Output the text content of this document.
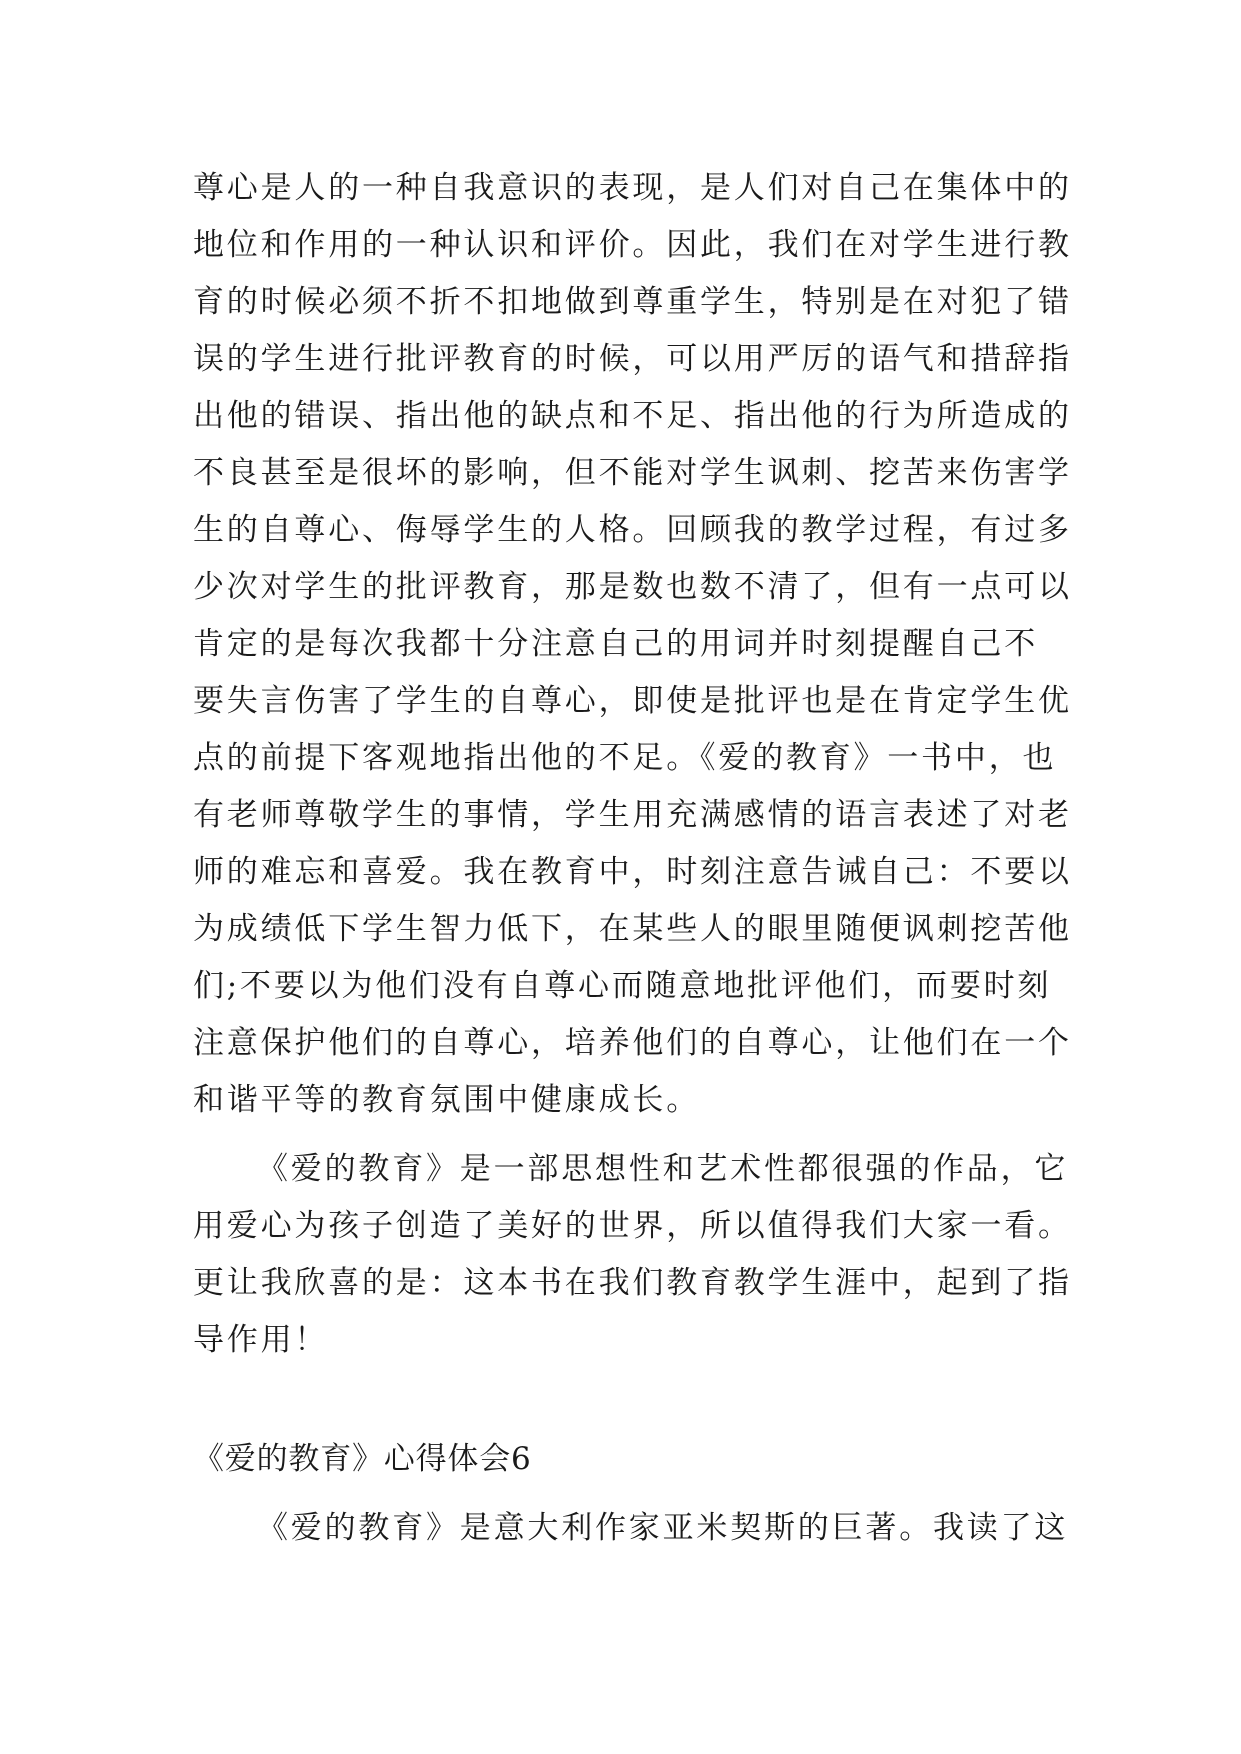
尊心是人的一种自我意识的表现，是人们对自己在集体中的
地位和作用的一种认识和评价。因此，我们在对学生进行教
育的时候必须不折不扣地做到尊重学生，特别是在对犯了错
误的学生进行批评教育的时候，可以用严厉的语气和措辞指
出他的错误、指出他的缺点和不足、指出他的行为所造成的
不良甚至是很坏的影响，但不能对学生讽刺、挖苦来伤害学
生的自尊心、侮辱学生的人格。回顾我的教学过程，有过多
少次对学生的批评教育，那是数也数不清了，但有一点可以
肯定的是每次我都十分注意自己的用词并时刻提醒自己不
要失言伤害了学生的自尊心，即使是批评也是在肯定学生优
点的前提下客观地指出他的不足。《爱的教育》一书中，也
有老师尊敬学生的事情，学生用充满感情的语言表述了对老
师的难忘和喜爱。我在教育中，时刻注意告诫自己：不要以
为成绩低下学生智力低下，在某些人的眼里随便讽刺挖苦他
们;不要以为他们没有自尊心而随意地批评他们，而要时刻
注意保护他们的自尊心，培养他们的自尊心，让他们在一个
和谐平等的教育氛围中健康成长。
《爱的教育》是一部思想性和艺术性都很强的作品，它
用爱心为孩子创造了美好的世界，所以值得我们大家一看。
更让我欣喜的是：这本书在我们教育教学生涯中，起到了指
导作用！
《爱的教育》心得体会6
《爱的教育》是意大利作家亚米契斯的巨著。我读了这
++++
▶ _YOUR INSTRUCTIONS_
Reproduce the entries exactly. Do not carry over any picture.

▶ _REPLY_
Output the text content of this document.
尊心是人的一种自我意识的表现，是人们对自己在集体中的
地位和作用的一种认识和评价。因此，我们在对学生进行教
育的时候必须不折不扣地做到尊重学生，特别是在对犯了错
误的学生进行批评教育的时候，可以用严厉的语气和措辞指
出他的错误、指出他的缺点和不足、指出他的行为所造成的
不良甚至是很坏的影响，但不能对学生讽刺、挖苦来伤害学
生的自尊心、侮辱学生的人格。回顾我的教学过程，有过多
少次对学生的批评教育，那是数也数不清了，但有一点可以
肯定的是每次我都十分注意自己的用词并时刻提醒自己不
要失言伤害了学生的自尊心，即使是批评也是在肯定学生优
点的前提下客观地指出他的不足。《爱的教育》一书中，也
有老师尊敬学生的事情，学生用充满感情的语言表述了对老
师的难忘和喜爱。我在教育中，时刻注意告诫自己：不要以
为成绩低下学生智力低下，在某些人的眼里随便讽刺挖苦他
们;不要以为他们没有自尊心而随意地批评他们，而要时刻
注意保护他们的自尊心，培养他们的自尊心，让他们在一个
和谐平等的教育氛围中健康成长。
《爱的教育》是一部思想性和艺术性都很强的作品，它
用爱心为孩子创造了美好的世界，所以值得我们大家一看。
更让我欣喜的是：这本书在我们教育教学生涯中，起到了指
导作用！
《爱的教育》心得体会6
《爱的教育》是意大利作家亚米契斯的巨著。我读了这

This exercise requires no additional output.